*EXERCISE DESCRIPTION:*
The data must be written out once more, precisely as given.

*RECORDS:*

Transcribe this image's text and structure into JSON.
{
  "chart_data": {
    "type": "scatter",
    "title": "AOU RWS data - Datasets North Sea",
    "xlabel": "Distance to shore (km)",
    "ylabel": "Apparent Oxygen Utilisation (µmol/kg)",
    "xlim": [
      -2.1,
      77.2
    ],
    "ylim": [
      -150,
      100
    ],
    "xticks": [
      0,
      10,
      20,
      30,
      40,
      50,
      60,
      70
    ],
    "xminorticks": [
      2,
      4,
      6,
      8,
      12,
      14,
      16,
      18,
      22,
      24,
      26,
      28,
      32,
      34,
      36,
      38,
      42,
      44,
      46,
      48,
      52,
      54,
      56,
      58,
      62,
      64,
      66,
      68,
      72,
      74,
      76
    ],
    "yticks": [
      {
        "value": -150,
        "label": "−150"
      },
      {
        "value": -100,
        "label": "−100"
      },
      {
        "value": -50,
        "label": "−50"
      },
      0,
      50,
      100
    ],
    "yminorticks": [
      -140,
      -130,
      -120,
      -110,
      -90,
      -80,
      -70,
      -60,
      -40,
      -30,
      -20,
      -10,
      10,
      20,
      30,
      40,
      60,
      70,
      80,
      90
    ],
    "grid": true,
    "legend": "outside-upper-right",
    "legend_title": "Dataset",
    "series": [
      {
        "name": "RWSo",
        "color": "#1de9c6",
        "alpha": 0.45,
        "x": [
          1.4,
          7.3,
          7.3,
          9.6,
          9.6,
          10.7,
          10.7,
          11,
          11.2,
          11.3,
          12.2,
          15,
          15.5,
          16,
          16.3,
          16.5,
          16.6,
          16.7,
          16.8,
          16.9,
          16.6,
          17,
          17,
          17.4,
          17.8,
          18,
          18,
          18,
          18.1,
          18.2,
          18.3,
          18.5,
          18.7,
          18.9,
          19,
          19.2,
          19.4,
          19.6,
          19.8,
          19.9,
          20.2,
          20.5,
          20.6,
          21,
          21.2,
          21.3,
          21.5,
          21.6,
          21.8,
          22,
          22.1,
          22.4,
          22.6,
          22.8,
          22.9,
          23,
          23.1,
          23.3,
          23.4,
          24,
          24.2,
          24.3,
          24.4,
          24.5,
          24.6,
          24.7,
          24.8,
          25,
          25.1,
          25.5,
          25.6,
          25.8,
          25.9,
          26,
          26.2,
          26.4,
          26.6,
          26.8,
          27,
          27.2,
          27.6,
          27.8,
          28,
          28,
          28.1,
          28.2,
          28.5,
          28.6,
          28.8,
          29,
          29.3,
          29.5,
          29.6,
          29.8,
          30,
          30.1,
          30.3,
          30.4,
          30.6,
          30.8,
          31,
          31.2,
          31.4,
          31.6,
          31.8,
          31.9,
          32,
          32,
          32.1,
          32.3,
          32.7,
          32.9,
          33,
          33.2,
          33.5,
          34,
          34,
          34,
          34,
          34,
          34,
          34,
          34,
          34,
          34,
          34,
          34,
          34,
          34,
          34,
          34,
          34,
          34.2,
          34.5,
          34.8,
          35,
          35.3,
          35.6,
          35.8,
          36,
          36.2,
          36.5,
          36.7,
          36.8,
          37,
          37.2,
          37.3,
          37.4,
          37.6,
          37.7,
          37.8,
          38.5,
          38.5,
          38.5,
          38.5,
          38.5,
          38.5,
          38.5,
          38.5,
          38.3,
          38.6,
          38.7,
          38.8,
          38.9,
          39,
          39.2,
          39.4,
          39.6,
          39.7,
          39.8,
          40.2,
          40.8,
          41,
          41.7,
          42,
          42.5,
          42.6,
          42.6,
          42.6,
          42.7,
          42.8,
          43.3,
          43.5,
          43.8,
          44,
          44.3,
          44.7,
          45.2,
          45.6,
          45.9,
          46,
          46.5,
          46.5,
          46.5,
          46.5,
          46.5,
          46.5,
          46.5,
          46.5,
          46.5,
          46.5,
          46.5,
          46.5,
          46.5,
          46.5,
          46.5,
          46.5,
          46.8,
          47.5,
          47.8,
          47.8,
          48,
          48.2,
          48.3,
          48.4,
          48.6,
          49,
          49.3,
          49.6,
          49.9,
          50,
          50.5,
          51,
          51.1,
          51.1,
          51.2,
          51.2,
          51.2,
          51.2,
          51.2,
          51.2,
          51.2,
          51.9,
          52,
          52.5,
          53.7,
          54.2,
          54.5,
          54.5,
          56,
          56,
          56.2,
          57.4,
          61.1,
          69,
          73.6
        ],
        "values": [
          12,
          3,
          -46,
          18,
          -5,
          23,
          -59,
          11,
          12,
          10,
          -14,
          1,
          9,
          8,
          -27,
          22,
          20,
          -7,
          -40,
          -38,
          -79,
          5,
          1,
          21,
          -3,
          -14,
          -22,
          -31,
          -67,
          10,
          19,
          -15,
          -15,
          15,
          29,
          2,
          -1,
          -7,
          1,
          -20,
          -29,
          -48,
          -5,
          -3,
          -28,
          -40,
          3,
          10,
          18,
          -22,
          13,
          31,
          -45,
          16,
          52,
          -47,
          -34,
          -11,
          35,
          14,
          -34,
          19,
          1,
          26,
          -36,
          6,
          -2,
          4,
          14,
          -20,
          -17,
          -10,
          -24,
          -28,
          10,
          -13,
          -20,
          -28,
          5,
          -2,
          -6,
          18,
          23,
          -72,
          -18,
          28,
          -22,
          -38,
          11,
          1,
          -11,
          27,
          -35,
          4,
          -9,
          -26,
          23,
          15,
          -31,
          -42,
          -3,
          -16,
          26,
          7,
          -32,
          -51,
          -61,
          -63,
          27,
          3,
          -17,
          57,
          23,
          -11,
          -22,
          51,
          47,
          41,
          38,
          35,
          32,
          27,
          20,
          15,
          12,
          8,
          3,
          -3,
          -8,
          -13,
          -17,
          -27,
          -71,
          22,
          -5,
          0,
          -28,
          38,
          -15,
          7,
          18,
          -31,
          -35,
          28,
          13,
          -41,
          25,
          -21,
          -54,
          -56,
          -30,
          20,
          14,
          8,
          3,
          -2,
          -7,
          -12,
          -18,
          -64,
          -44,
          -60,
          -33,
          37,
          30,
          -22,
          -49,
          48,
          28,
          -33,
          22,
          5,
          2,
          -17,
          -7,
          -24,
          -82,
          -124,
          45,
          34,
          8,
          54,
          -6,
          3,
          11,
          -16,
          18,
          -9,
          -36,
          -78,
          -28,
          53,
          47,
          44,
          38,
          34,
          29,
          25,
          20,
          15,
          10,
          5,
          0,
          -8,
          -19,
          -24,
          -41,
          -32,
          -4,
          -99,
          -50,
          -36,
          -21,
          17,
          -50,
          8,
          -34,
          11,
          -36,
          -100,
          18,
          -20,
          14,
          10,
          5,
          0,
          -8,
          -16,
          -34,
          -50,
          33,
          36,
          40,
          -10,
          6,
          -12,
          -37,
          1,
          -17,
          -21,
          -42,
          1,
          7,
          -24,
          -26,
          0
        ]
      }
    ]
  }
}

*THE REPLY:*
Transcribe this image's text and structure into JSON.
{
  "chart_data": {
    "type": "scatter",
    "title": "AOU RWS data - Datasets North Sea",
    "xlabel": "Distance to shore (km)",
    "ylabel": "Apparent Oxygen Utilisation (µmol/kg)",
    "xlim": [
      -2.1,
      77.2
    ],
    "ylim": [
      -150,
      100
    ],
    "xticks": [
      0,
      10,
      20,
      30,
      40,
      50,
      60,
      70
    ],
    "xminorticks": [
      2,
      4,
      6,
      8,
      12,
      14,
      16,
      18,
      22,
      24,
      26,
      28,
      32,
      34,
      36,
      38,
      42,
      44,
      46,
      48,
      52,
      54,
      56,
      58,
      62,
      64,
      66,
      68,
      72,
      74,
      76
    ],
    "yticks": [
      {
        "value": -150,
        "label": "−150"
      },
      {
        "value": -100,
        "label": "−100"
      },
      {
        "value": -50,
        "label": "−50"
      },
      0,
      50,
      100
    ],
    "yminorticks": [
      -140,
      -130,
      -120,
      -110,
      -90,
      -80,
      -70,
      -60,
      -40,
      -30,
      -20,
      -10,
      10,
      20,
      30,
      40,
      60,
      70,
      80,
      90
    ],
    "grid": true,
    "legend": "outside-upper-right",
    "legend_title": "Dataset",
    "series": [
      {
        "name": "RWSo",
        "color": "#1de9c6",
        "alpha": 0.45,
        "x": [
          1.4,
          7.3,
          7.3,
          9.6,
          9.6,
          10.7,
          10.7,
          11,
          11.2,
          11.3,
          12.2,
          15,
          15.5,
          16,
          16.3,
          16.5,
          16.6,
          16.7,
          16.8,
          16.9,
          16.6,
          17,
          17,
          17.4,
          17.8,
          18,
          18,
          18,
          18.1,
          18.2,
          18.3,
          18.5,
          18.7,
          18.9,
          19,
          19.2,
          19.4,
          19.6,
          19.8,
          19.9,
          20.2,
          20.5,
          20.6,
          21,
          21.2,
          21.3,
          21.5,
          21.6,
          21.8,
          22,
          22.1,
          22.4,
          22.6,
          22.8,
          22.9,
          23,
          23.1,
          23.3,
          23.4,
          24,
          24.2,
          24.3,
          24.4,
          24.5,
          24.6,
          24.7,
          24.8,
          25,
          25.1,
          25.5,
          25.6,
          25.8,
          25.9,
          26,
          26.2,
          26.4,
          26.6,
          26.8,
          27,
          27.2,
          27.6,
          27.8,
          28,
          28,
          28.1,
          28.2,
          28.5,
          28.6,
          28.8,
          29,
          29.3,
          29.5,
          29.6,
          29.8,
          30,
          30.1,
          30.3,
          30.4,
          30.6,
          30.8,
          31,
          31.2,
          31.4,
          31.6,
          31.8,
          31.9,
          32,
          32,
          32.1,
          32.3,
          32.7,
          32.9,
          33,
          33.2,
          33.5,
          34,
          34,
          34,
          34,
          34,
          34,
          34,
          34,
          34,
          34,
          34,
          34,
          34,
          34,
          34,
          34,
          34,
          34.2,
          34.5,
          34.8,
          35,
          35.3,
          35.6,
          35.8,
          36,
          36.2,
          36.5,
          36.7,
          36.8,
          37,
          37.2,
          37.3,
          37.4,
          37.6,
          37.7,
          37.8,
          38.5,
          38.5,
          38.5,
          38.5,
          38.5,
          38.5,
          38.5,
          38.5,
          38.3,
          38.6,
          38.7,
          38.8,
          38.9,
          39,
          39.2,
          39.4,
          39.6,
          39.7,
          39.8,
          40.2,
          40.8,
          41,
          41.7,
          42,
          42.5,
          42.6,
          42.6,
          42.6,
          42.7,
          42.8,
          43.3,
          43.5,
          43.8,
          44,
          44.3,
          44.7,
          45.2,
          45.6,
          45.9,
          46,
          46.5,
          46.5,
          46.5,
          46.5,
          46.5,
          46.5,
          46.5,
          46.5,
          46.5,
          46.5,
          46.5,
          46.5,
          46.5,
          46.5,
          46.5,
          46.5,
          46.8,
          47.5,
          47.8,
          47.8,
          48,
          48.2,
          48.3,
          48.4,
          48.6,
          49,
          49.3,
          49.6,
          49.9,
          50,
          50.5,
          51,
          51.1,
          51.1,
          51.2,
          51.2,
          51.2,
          51.2,
          51.2,
          51.2,
          51.2,
          51.9,
          52,
          52.5,
          53.7,
          54.2,
          54.5,
          54.5,
          56,
          56,
          56.2,
          57.4,
          61.1,
          69,
          73.6
        ],
        "values": [
          12,
          3,
          -46,
          18,
          -5,
          23,
          -59,
          11,
          12,
          10,
          -14,
          1,
          9,
          8,
          -27,
          22,
          20,
          -7,
          -40,
          -38,
          -79,
          5,
          1,
          21,
          -3,
          -14,
          -22,
          -31,
          -67,
          10,
          19,
          -15,
          -15,
          15,
          29,
          2,
          -1,
          -7,
          1,
          -20,
          -29,
          -48,
          -5,
          -3,
          -28,
          -40,
          3,
          10,
          18,
          -22,
          13,
          31,
          -45,
          16,
          52,
          -47,
          -34,
          -11,
          35,
          14,
          -34,
          19,
          1,
          26,
          -36,
          6,
          -2,
          4,
          14,
          -20,
          -17,
          -10,
          -24,
          -28,
          10,
          -13,
          -20,
          -28,
          5,
          -2,
          -6,
          18,
          23,
          -72,
          -18,
          28,
          -22,
          -38,
          11,
          1,
          -11,
          27,
          -35,
          4,
          -9,
          -26,
          23,
          15,
          -31,
          -42,
          -3,
          -16,
          26,
          7,
          -32,
          -51,
          -61,
          -63,
          27,
          3,
          -17,
          57,
          23,
          -11,
          -22,
          51,
          47,
          41,
          38,
          35,
          32,
          27,
          20,
          15,
          12,
          8,
          3,
          -3,
          -8,
          -13,
          -17,
          -27,
          -71,
          22,
          -5,
          0,
          -28,
          38,
          -15,
          7,
          18,
          -31,
          -35,
          28,
          13,
          -41,
          25,
          -21,
          -54,
          -56,
          -30,
          20,
          14,
          8,
          3,
          -2,
          -7,
          -12,
          -18,
          -64,
          -44,
          -60,
          -33,
          37,
          30,
          -22,
          -49,
          48,
          28,
          -33,
          22,
          5,
          2,
          -17,
          -7,
          -24,
          -82,
          -124,
          45,
          34,
          8,
          54,
          -6,
          3,
          11,
          -16,
          18,
          -9,
          -36,
          -78,
          -28,
          53,
          47,
          44,
          38,
          34,
          29,
          25,
          20,
          15,
          10,
          5,
          0,
          -8,
          -19,
          -24,
          -41,
          -32,
          -4,
          -99,
          -50,
          -36,
          -21,
          17,
          -50,
          8,
          -34,
          11,
          -36,
          -100,
          18,
          -20,
          14,
          10,
          5,
          0,
          -8,
          -16,
          -34,
          -50,
          33,
          36,
          40,
          -10,
          6,
          -12,
          -37,
          1,
          -17,
          -21,
          -42,
          1,
          7,
          -24,
          -26,
          0
        ]
      }
    ]
  }
}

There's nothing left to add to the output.